[Rows from a figure dataset]
┄┄┄┄┄┄
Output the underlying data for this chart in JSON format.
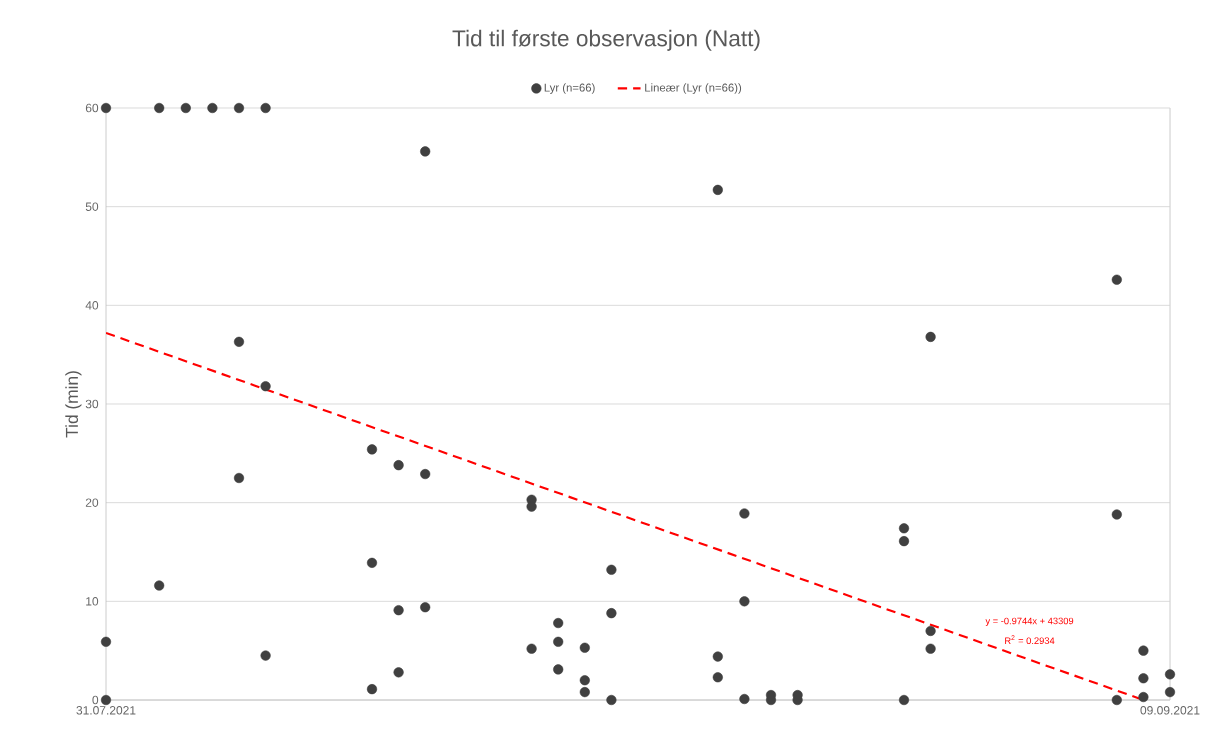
{
  "chart_data": {
    "type": "scatter",
    "title": "Tid til første observasjon (Natt)",
    "ylabel": "Tid (min)",
    "xlim": [
      "2021-07-31",
      "2021-09-09"
    ],
    "xticks": [
      {
        "value": "2021-07-31",
        "label": "31.07.2021"
      },
      {
        "value": "2021-09-09",
        "label": "09.09.2021"
      }
    ],
    "ylim": [
      0,
      60
    ],
    "yticks": [
      0,
      10,
      20,
      30,
      40,
      50,
      60
    ],
    "grid": "y",
    "legend": "top",
    "marker": "circle",
    "series": [
      {
        "name": "Lyr (n=66)",
        "color": "#404040",
        "x": [
          "2021-07-31",
          "2021-07-31",
          "2021-07-31",
          "2021-08-02",
          "2021-08-02",
          "2021-08-03",
          "2021-08-04",
          "2021-08-05",
          "2021-08-05",
          "2021-08-05",
          "2021-08-06",
          "2021-08-06",
          "2021-08-06",
          "2021-08-10",
          "2021-08-10",
          "2021-08-10",
          "2021-08-11",
          "2021-08-11",
          "2021-08-11",
          "2021-08-12",
          "2021-08-12",
          "2021-08-12",
          "2021-08-16",
          "2021-08-16",
          "2021-08-16",
          "2021-08-17",
          "2021-08-17",
          "2021-08-17",
          "2021-08-18",
          "2021-08-18",
          "2021-08-18",
          "2021-08-19",
          "2021-08-19",
          "2021-08-19",
          "2021-08-23",
          "2021-08-23",
          "2021-08-23",
          "2021-08-24",
          "2021-08-24",
          "2021-08-24",
          "2021-08-25",
          "2021-08-25",
          "2021-08-26",
          "2021-08-26",
          "2021-08-30",
          "2021-08-30",
          "2021-08-30",
          "2021-08-31",
          "2021-08-31",
          "2021-08-31",
          "2021-09-07",
          "2021-09-07",
          "2021-09-07",
          "2021-09-08",
          "2021-09-08",
          "2021-09-08",
          "2021-09-09",
          "2021-09-09"
        ],
        "values": [
          60,
          5.9,
          0,
          60,
          11.6,
          60,
          60,
          60,
          36.3,
          22.5,
          60,
          31.8,
          4.5,
          25.4,
          13.9,
          1.1,
          23.8,
          9.1,
          2.8,
          55.6,
          22.9,
          9.4,
          20.3,
          19.6,
          5.2,
          7.8,
          5.9,
          3.1,
          5.3,
          2.0,
          0.8,
          13.2,
          8.8,
          0,
          51.7,
          4.4,
          2.3,
          18.9,
          10.0,
          0.1,
          0.5,
          0,
          0.5,
          0,
          17.4,
          16.1,
          0,
          36.8,
          7.0,
          5.2,
          42.6,
          18.8,
          0,
          5.0,
          2.2,
          0.3,
          2.6,
          0.8
        ]
      },
      {
        "name": "Lineær (Lyr (n=66))",
        "color": "#ff0000",
        "type": "line",
        "line_style": "dashed",
        "marker": "none",
        "x": [
          "2021-07-31",
          "2021-09-08"
        ],
        "values": [
          37.2,
          0
        ]
      }
    ],
    "annotations": [
      "y = -0.9744x + 43309",
      "R$^{2}$ = 0.2934"
    ]
  }
}
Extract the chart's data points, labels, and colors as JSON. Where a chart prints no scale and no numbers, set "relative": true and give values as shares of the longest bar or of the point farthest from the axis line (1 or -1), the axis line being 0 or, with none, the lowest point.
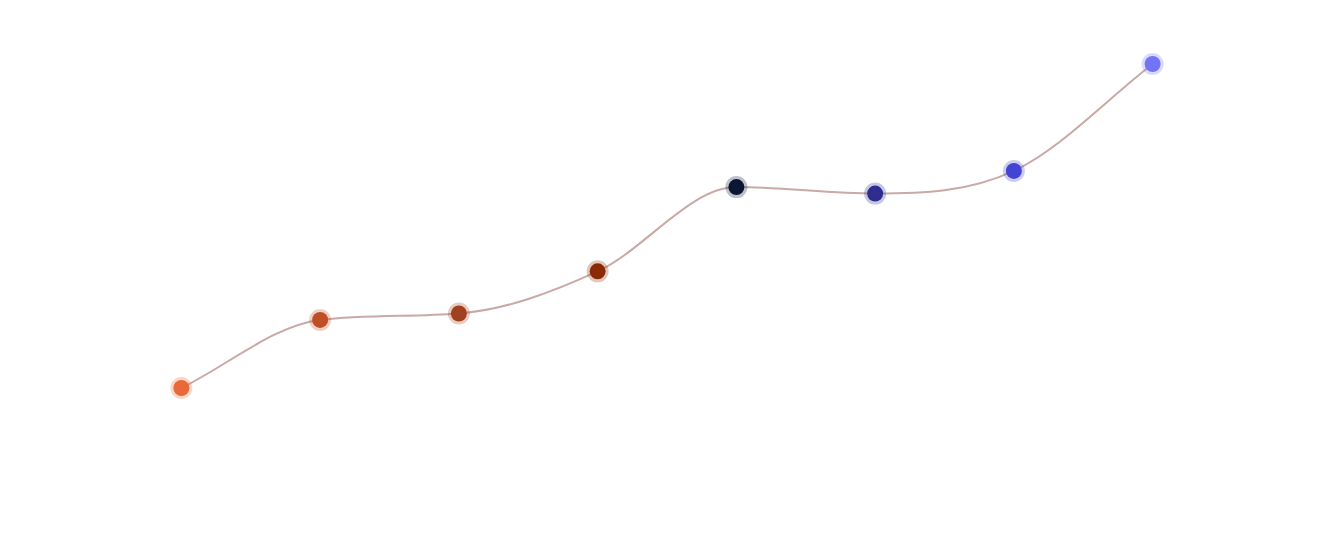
{
  "chart_data": {
    "type": "line",
    "relative": true,
    "categories": [
      null,
      null,
      null,
      null,
      null,
      null,
      null,
      null
    ],
    "marker": "circle",
    "legend": false,
    "series": [
      {
        "color": "#c9a9a6",
        "colors": [
          "#e8693a",
          "#bf4f27",
          "#a0411f",
          "#8b2a05",
          "#0d1633",
          "#2e2e8f",
          "#4444d4",
          "#7373f5"
        ],
        "values": [
          0,
          0.21,
          0.23,
          0.36,
          0.62,
          0.6,
          0.67,
          1
        ]
      }
    ]
  }
}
┄┄┄┄┄┄
TASK PROMPT — Reproduce the records, all of them, word for word; omit the pictures.

EXERCISE OUTPUT —
Output the underlying data for this chart in JSON format.
{
  "chart_data": {
    "type": "scatter",
    "title": "Tid til første observasjon (Natt)",
    "ylabel": "Tid (min)",
    "xlim": [
      "2021-07-31",
      "2021-09-09"
    ],
    "xticks": [
      {
        "value": "2021-07-31",
        "label": "31.07.2021"
      },
      {
        "value": "2021-09-09",
        "label": "09.09.2021"
      }
    ],
    "ylim": [
      0,
      60
    ],
    "yticks": [
      0,
      10,
      20,
      30,
      40,
      50,
      60
    ],
    "grid": "y",
    "legend": "top",
    "marker": "circle",
    "series": [
      {
        "name": "Lyr (n=66)",
        "color": "#404040",
        "x": [
          "2021-07-31",
          "2021-07-31",
          "2021-07-31",
          "2021-08-02",
          "2021-08-02",
          "2021-08-03",
          "2021-08-04",
          "2021-08-05",
          "2021-08-05",
          "2021-08-05",
          "2021-08-06",
          "2021-08-06",
          "2021-08-06",
          "2021-08-10",
          "2021-08-10",
          "2021-08-10",
          "2021-08-11",
          "2021-08-11",
          "2021-08-11",
          "2021-08-12",
          "2021-08-12",
          "2021-08-12",
          "2021-08-16",
          "2021-08-16",
          "2021-08-16",
          "2021-08-17",
          "2021-08-17",
          "2021-08-17",
          "2021-08-18",
          "2021-08-18",
          "2021-08-18",
          "2021-08-19",
          "2021-08-19",
          "2021-08-19",
          "2021-08-23",
          "2021-08-23",
          "2021-08-23",
          "2021-08-24",
          "2021-08-24",
          "2021-08-24",
          "2021-08-25",
          "2021-08-25",
          "2021-08-26",
          "2021-08-26",
          "2021-08-30",
          "2021-08-30",
          "2021-08-30",
          "2021-08-31",
          "2021-08-31",
          "2021-08-31",
          "2021-09-07",
          "2021-09-07",
          "2021-09-07",
          "2021-09-08",
          "2021-09-08",
          "2021-09-08",
          "2021-09-09",
          "2021-09-09"
        ],
        "values": [
          60,
          5.9,
          0,
          60,
          11.6,
          60,
          60,
          60,
          36.3,
          22.5,
          60,
          31.8,
          4.5,
          25.4,
          13.9,
          1.1,
          23.8,
          9.1,
          2.8,
          55.6,
          22.9,
          9.4,
          20.3,
          19.6,
          5.2,
          7.8,
          5.9,
          3.1,
          5.3,
          2.0,
          0.8,
          13.2,
          8.8,
          0,
          51.7,
          4.4,
          2.3,
          18.9,
          10.0,
          0.1,
          0.5,
          0,
          0.5,
          0,
          17.4,
          16.1,
          0,
          36.8,
          7.0,
          5.2,
          42.6,
          18.8,
          0,
          5.0,
          2.2,
          0.3,
          2.6,
          0.8
        ]
      },
      {
        "name": "Lineær (Lyr (n=66))",
        "color": "#ff0000",
        "type": "line",
        "line_style": "dashed",
        "marker": "none",
        "x": [
          "2021-07-31",
          "2021-09-08"
        ],
        "values": [
          37.2,
          0
        ]
      }
    ],
    "annotations": [
      "y = -0.9744x + 43309",
      "R$^{2}$ = 0.2934"
    ]
  }
}
Extract the chart's data points, labels, and colors as JSON. Where a chart prints no scale and no numbers, set "relative": true and give values as shares of the longest bar or of the point farthest from the axis line (1 or -1), the axis line being 0 or, with none, the lowest point.
{
  "chart_data": {
    "type": "line",
    "relative": true,
    "categories": [
      null,
      null,
      null,
      null,
      null,
      null,
      null,
      null
    ],
    "marker": "circle",
    "legend": false,
    "series": [
      {
        "color": "#c9a9a6",
        "colors": [
          "#e8693a",
          "#bf4f27",
          "#a0411f",
          "#8b2a05",
          "#0d1633",
          "#2e2e8f",
          "#4444d4",
          "#7373f5"
        ],
        "values": [
          0,
          0.21,
          0.23,
          0.36,
          0.62,
          0.6,
          0.67,
          1
        ]
      }
    ]
  }
}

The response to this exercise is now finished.